Your instructions: Search the material below for the word "document". Copy every line that has it.
## Start Task input
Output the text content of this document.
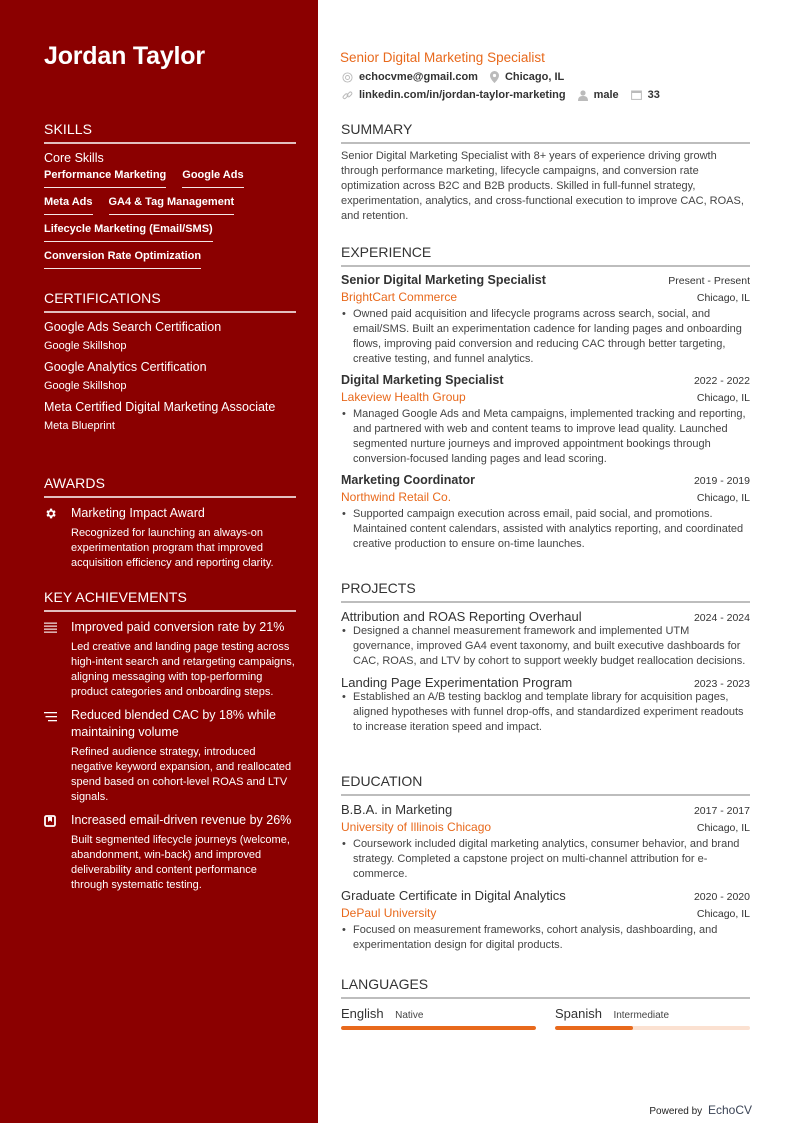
Jordan Taylor
SKILLS
Core Skills
Performance Marketing Google Ads
Meta Ads GA4 & Tag Management
Lifecycle Marketing (Email/SMS)
Conversion Rate Optimization
CERTIFICATIONS
Google Ads Search Certification
Google Skillshop
Google Analytics Certification
Google Skillshop
Meta Certified Digital Marketing Associate
Meta Blueprint
AWARDS
Marketing Impact Award
Recognized for launching an always-on experimentation program that improved acquisition efficiency and reporting clarity.
KEY ACHIEVEMENTS
Improved paid conversion rate by 21%
Led creative and landing page testing across high-intent search and retargeting campaigns, aligning messaging with top-performing product categories and onboarding steps.
Reduced blended CAC by 18% while maintaining volume
Refined audience strategy, introduced negative keyword expansion, and reallocated spend based on cohort-level ROAS and LTV signals.
Increased email-driven revenue by 26%
Built segmented lifecycle journeys (welcome, abandonment, win-back) and improved deliverability and content performance through systematic testing.
Senior Digital Marketing Specialist
echocvme@gmail.com Chicago, IL
linkedin.com/in/jordan-taylor-marketing	male	33
SUMMARY
Senior Digital Marketing Specialist with 8+ years of experience driving growth through performance marketing, lifecycle campaigns, and conversion rate optimization across B2C and B2B products. Skilled in full-funnel strategy, experimentation, analytics, and cross-functional execution to improve CAC, ROAS, and retention.
EXPERIENCE
Senior Digital Marketing Specialist	Present - Present
BrightCart Commerce	Chicago, IL
• Owned paid acquisition and lifecycle programs across search, social, and email/SMS. Built an experimentation cadence for landing pages and onboarding flows, improving paid conversion and reducing CAC through better targeting, creative testing, and funnel analytics.
Digital Marketing Specialist	2022 - 2022
Lakeview Health Group	Chicago, IL
• Managed Google Ads and Meta campaigns, implemented tracking and reporting, and partnered with web and content teams to improve lead quality. Launched segmented nurture journeys and improved appointment bookings through conversion-focused landing pages and lead scoring.
Marketing Coordinator	2019 - 2019
Northwind Retail Co.	Chicago, IL
• Supported campaign execution across email, paid social, and promotions. Maintained content calendars, assisted with analytics reporting, and coordinated creative production to ensure on-time launches.
PROJECTS
Attribution and ROAS Reporting Overhaul	2024 - 2024
• Designed a channel measurement framework and implemented UTM governance, improved GA4 event taxonomy, and built executive dashboards for CAC, ROAS, and LTV by cohort to support weekly budget reallocation decisions.
Landing Page Experimentation Program	2023 - 2023
• Established an A/B testing backlog and template library for acquisition pages, aligned hypotheses with funnel drop-offs, and standardized experiment readouts to increase iteration speed and impact.
EDUCATION
B.B.A. in Marketing	2017 - 2017
University of Illinois Chicago	Chicago, IL
• Coursework included digital marketing analytics, consumer behavior, and brand strategy. Completed a capstone project on multi-channel attribution for e-commerce.
Graduate Certificate in Digital Analytics	2020 - 2020
DePaul University	Chicago, IL
• Focused on measurement frameworks, cohort analysis, dashboarding, and experimentation design for digital products.
LANGUAGES
English Native	Spanish Intermediate
Powered by EchoCV
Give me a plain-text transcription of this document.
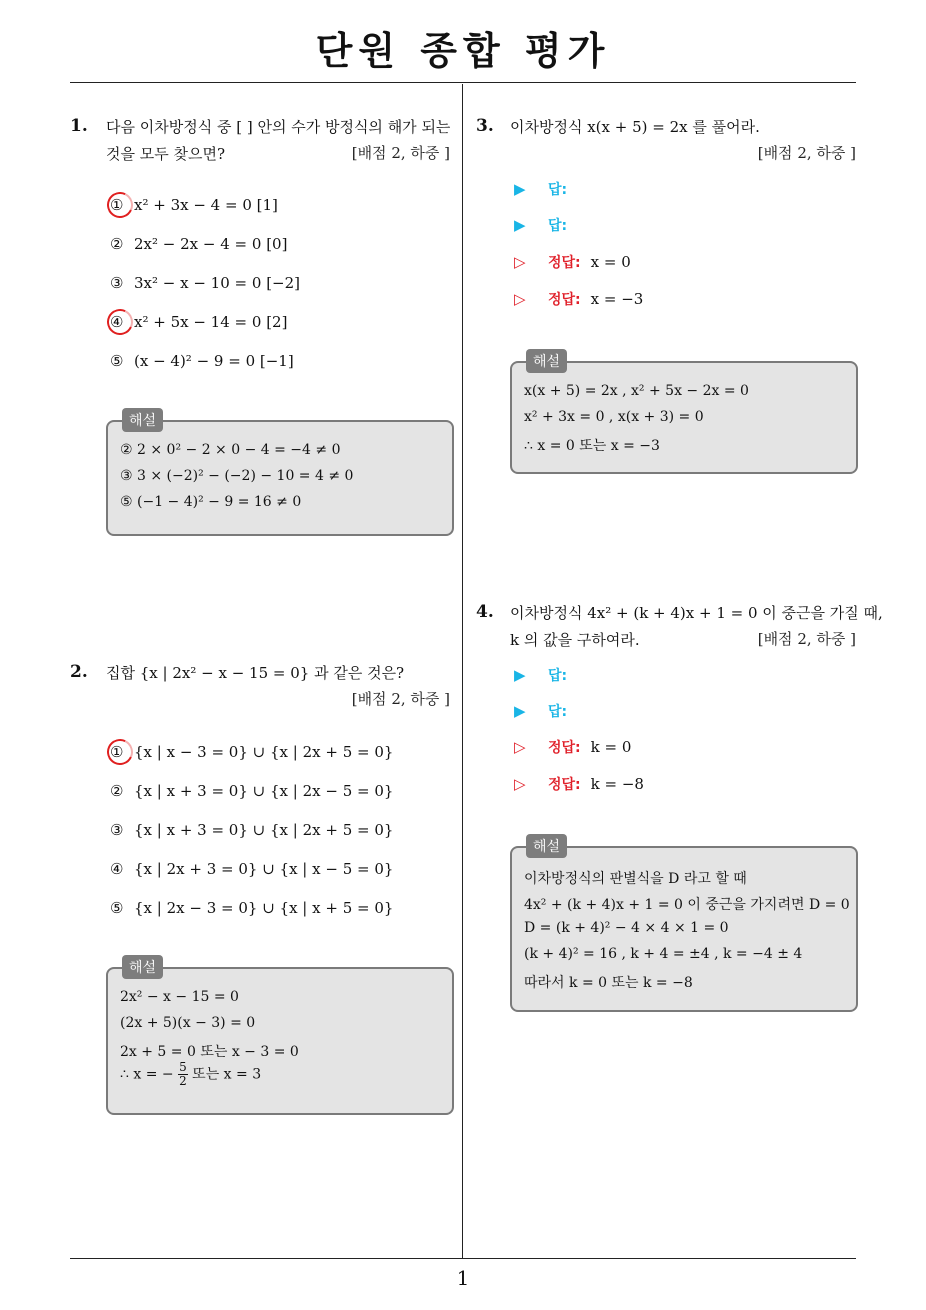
단원 종합 평가
1
1. 다음 이차방정식 중 [ ] 안의 수가 방정식의 해가 되는
것을 모두 찾으면?	[배점 2, 하중 ]
① x² + 3x − 4 = 0 [1]
② 2x² − 2x − 4 = 0 [0]
③ 3x² − x − 10 = 0 [−2]
④ x² + 5x − 14 = 0 [2]
⑤ (x − 4)² − 9 = 0 [−1]
해설
② 2 × 0² − 2 × 0 − 4 = −4 ≠ 0
③ 3 × (−2)² − (−2) − 10 = 4 ≠ 0
⑤ (−1 − 4)² − 9 = 16 ≠ 0
2. 집합 {x | 2x² − x − 15 = 0} 과 같은 것은?
[배점 2, 하중 ]
① {x | x − 3 = 0} ∪ {x | 2x + 5 = 0}
② {x | x + 3 = 0} ∪ {x | 2x − 5 = 0}
③ {x | x + 3 = 0} ∪ {x | 2x + 5 = 0}
④ {x | 2x + 3 = 0} ∪ {x | x − 5 = 0}
⑤ {x | 2x − 3 = 0} ∪ {x | x + 5 = 0}
해설
2x² − x − 15 = 0
(2x + 5)(x − 3) = 0
2x + 5 = 0 또는 x − 3 = 0
∴ x = − $\frac{5}{2}$ 또는 x = 3
3. 이차방정식 x(x + 5) = 2x 를 풀어라.
[배점 2, 하중 ]
▶ 답:
▶ 답:
▷ 정답: x = 0
▷ 정답: x = −3
해설
x(x + 5) = 2x , x² + 5x − 2x = 0
x² + 3x = 0 , x(x + 3) = 0
∴ x = 0 또는 x = −3
4. 이차방정식 4x² + (k + 4)x + 1 = 0 이 중근을 가질 때,
k 의 값을 구하여라.	[배점 2, 하중 ]
▶ 답:
▶ 답:
▷ 정답: k = 0
▷ 정답: k = −8
해설
이차방정식의 판별식을 D 라고 할 때
4x² + (k + 4)x + 1 = 0 이 중근을 가지려면 D = 0
D = (k + 4)² − 4 × 4 × 1 = 0
(k + 4)² = 16 , k + 4 = ±4 , k = −4 ± 4
따라서 k = 0 또는 k = −8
## End Task input
Expected answer:
Output the text content of this document.
Give me a plain-text transcription of this document.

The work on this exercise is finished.